Some records >>
— Begin —

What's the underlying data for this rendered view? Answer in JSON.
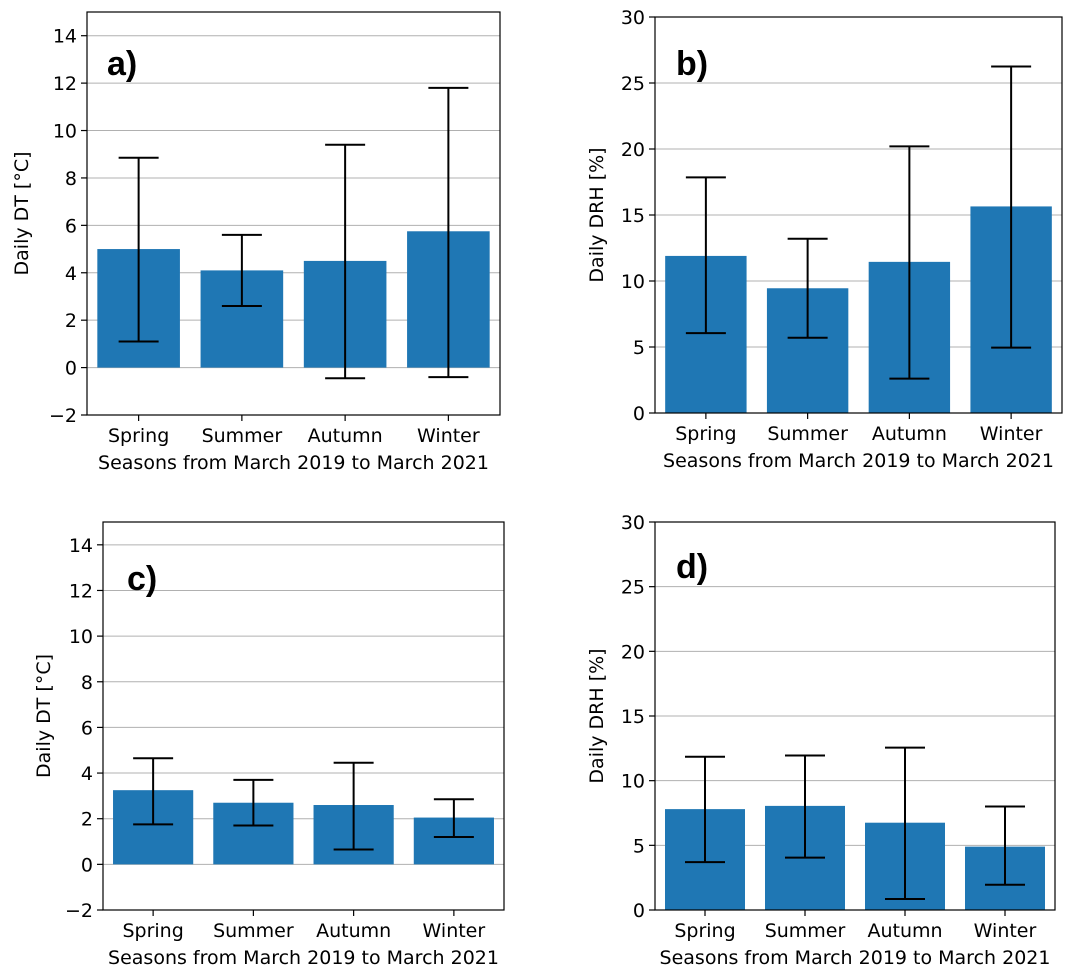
{
  "colors": {
    "bar": "#1f77b4",
    "grid": "#b0b0b0",
    "axis": "#000000"
  },
  "chart_data": [
    {
      "type": "bar",
      "panel_label": "a)",
      "categories": [
        "Spring",
        "Summer",
        "Autumn",
        "Winter"
      ],
      "values": [
        5.0,
        4.1,
        4.5,
        5.75
      ],
      "error_low": [
        1.1,
        2.6,
        -0.45,
        -0.4
      ],
      "error_high": [
        8.85,
        5.6,
        9.4,
        11.8
      ],
      "xlabel": "Seasons from March 2019 to March 2021",
      "ylabel": "Daily DT [°C]",
      "ylim": [
        -2,
        15
      ],
      "yticks": [
        -2,
        0,
        2,
        4,
        6,
        8,
        10,
        12,
        14
      ],
      "ytick_labels": [
        "−2",
        "0",
        "2",
        "4",
        "6",
        "8",
        "10",
        "12",
        "14"
      ],
      "grid": true
    },
    {
      "type": "bar",
      "panel_label": "b)",
      "categories": [
        "Spring",
        "Summer",
        "Autumn",
        "Winter"
      ],
      "values": [
        11.9,
        9.45,
        11.45,
        15.65
      ],
      "error_low": [
        6.05,
        5.7,
        2.6,
        4.95
      ],
      "error_high": [
        17.85,
        13.2,
        20.2,
        26.25
      ],
      "xlabel": "Seasons from March 2019 to March 2021",
      "ylabel": "Daily DRH [%]",
      "ylim": [
        0,
        30
      ],
      "yticks": [
        0,
        5,
        10,
        15,
        20,
        25,
        30
      ],
      "ytick_labels": [
        "0",
        "5",
        "10",
        "15",
        "20",
        "25",
        "30"
      ],
      "grid": true
    },
    {
      "type": "bar",
      "panel_label": "c)",
      "categories": [
        "Spring",
        "Summer",
        "Autumn",
        "Winter"
      ],
      "values": [
        3.25,
        2.7,
        2.6,
        2.05
      ],
      "error_low": [
        1.75,
        1.7,
        0.65,
        1.2
      ],
      "error_high": [
        4.65,
        3.7,
        4.45,
        2.85
      ],
      "xlabel": "Seasons from March 2019 to March 2021",
      "ylabel": "Daily DT [°C]",
      "ylim": [
        -2,
        15
      ],
      "yticks": [
        -2,
        0,
        2,
        4,
        6,
        8,
        10,
        12,
        14
      ],
      "ytick_labels": [
        "−2",
        "0",
        "2",
        "4",
        "6",
        "8",
        "10",
        "12",
        "14"
      ],
      "grid": true
    },
    {
      "type": "bar",
      "panel_label": "d)",
      "categories": [
        "Spring",
        "Summer",
        "Autumn",
        "Winter"
      ],
      "values": [
        7.8,
        8.05,
        6.75,
        4.9
      ],
      "error_low": [
        3.7,
        4.05,
        0.85,
        1.95
      ],
      "error_high": [
        11.85,
        11.95,
        12.55,
        8.0
      ],
      "xlabel": "Seasons from March 2019 to March 2021",
      "ylabel": "Daily DRH [%]",
      "ylim": [
        0,
        30
      ],
      "yticks": [
        0,
        5,
        10,
        15,
        20,
        25,
        30
      ],
      "ytick_labels": [
        "0",
        "5",
        "10",
        "15",
        "20",
        "25",
        "30"
      ],
      "grid": true
    }
  ]
}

— End —

Repeat the material above in full and exactly, omitting the pictures.

Exercise response >>
What's the underlying data for this rendered view? Answer in JSON.
{
  "colors": {
    "bar": "#1f77b4",
    "grid": "#b0b0b0",
    "axis": "#000000"
  },
  "chart_data": [
    {
      "type": "bar",
      "panel_label": "a)",
      "categories": [
        "Spring",
        "Summer",
        "Autumn",
        "Winter"
      ],
      "values": [
        5.0,
        4.1,
        4.5,
        5.75
      ],
      "error_low": [
        1.1,
        2.6,
        -0.45,
        -0.4
      ],
      "error_high": [
        8.85,
        5.6,
        9.4,
        11.8
      ],
      "xlabel": "Seasons from March 2019 to March 2021",
      "ylabel": "Daily DT [°C]",
      "ylim": [
        -2,
        15
      ],
      "yticks": [
        -2,
        0,
        2,
        4,
        6,
        8,
        10,
        12,
        14
      ],
      "ytick_labels": [
        "−2",
        "0",
        "2",
        "4",
        "6",
        "8",
        "10",
        "12",
        "14"
      ],
      "grid": true
    },
    {
      "type": "bar",
      "panel_label": "b)",
      "categories": [
        "Spring",
        "Summer",
        "Autumn",
        "Winter"
      ],
      "values": [
        11.9,
        9.45,
        11.45,
        15.65
      ],
      "error_low": [
        6.05,
        5.7,
        2.6,
        4.95
      ],
      "error_high": [
        17.85,
        13.2,
        20.2,
        26.25
      ],
      "xlabel": "Seasons from March 2019 to March 2021",
      "ylabel": "Daily DRH [%]",
      "ylim": [
        0,
        30
      ],
      "yticks": [
        0,
        5,
        10,
        15,
        20,
        25,
        30
      ],
      "ytick_labels": [
        "0",
        "5",
        "10",
        "15",
        "20",
        "25",
        "30"
      ],
      "grid": true
    },
    {
      "type": "bar",
      "panel_label": "c)",
      "categories": [
        "Spring",
        "Summer",
        "Autumn",
        "Winter"
      ],
      "values": [
        3.25,
        2.7,
        2.6,
        2.05
      ],
      "error_low": [
        1.75,
        1.7,
        0.65,
        1.2
      ],
      "error_high": [
        4.65,
        3.7,
        4.45,
        2.85
      ],
      "xlabel": "Seasons from March 2019 to March 2021",
      "ylabel": "Daily DT [°C]",
      "ylim": [
        -2,
        15
      ],
      "yticks": [
        -2,
        0,
        2,
        4,
        6,
        8,
        10,
        12,
        14
      ],
      "ytick_labels": [
        "−2",
        "0",
        "2",
        "4",
        "6",
        "8",
        "10",
        "12",
        "14"
      ],
      "grid": true
    },
    {
      "type": "bar",
      "panel_label": "d)",
      "categories": [
        "Spring",
        "Summer",
        "Autumn",
        "Winter"
      ],
      "values": [
        7.8,
        8.05,
        6.75,
        4.9
      ],
      "error_low": [
        3.7,
        4.05,
        0.85,
        1.95
      ],
      "error_high": [
        11.85,
        11.95,
        12.55,
        8.0
      ],
      "xlabel": "Seasons from March 2019 to March 2021",
      "ylabel": "Daily DRH [%]",
      "ylim": [
        0,
        30
      ],
      "yticks": [
        0,
        5,
        10,
        15,
        20,
        25,
        30
      ],
      "ytick_labels": [
        "0",
        "5",
        "10",
        "15",
        "20",
        "25",
        "30"
      ],
      "grid": true
    }
  ]
}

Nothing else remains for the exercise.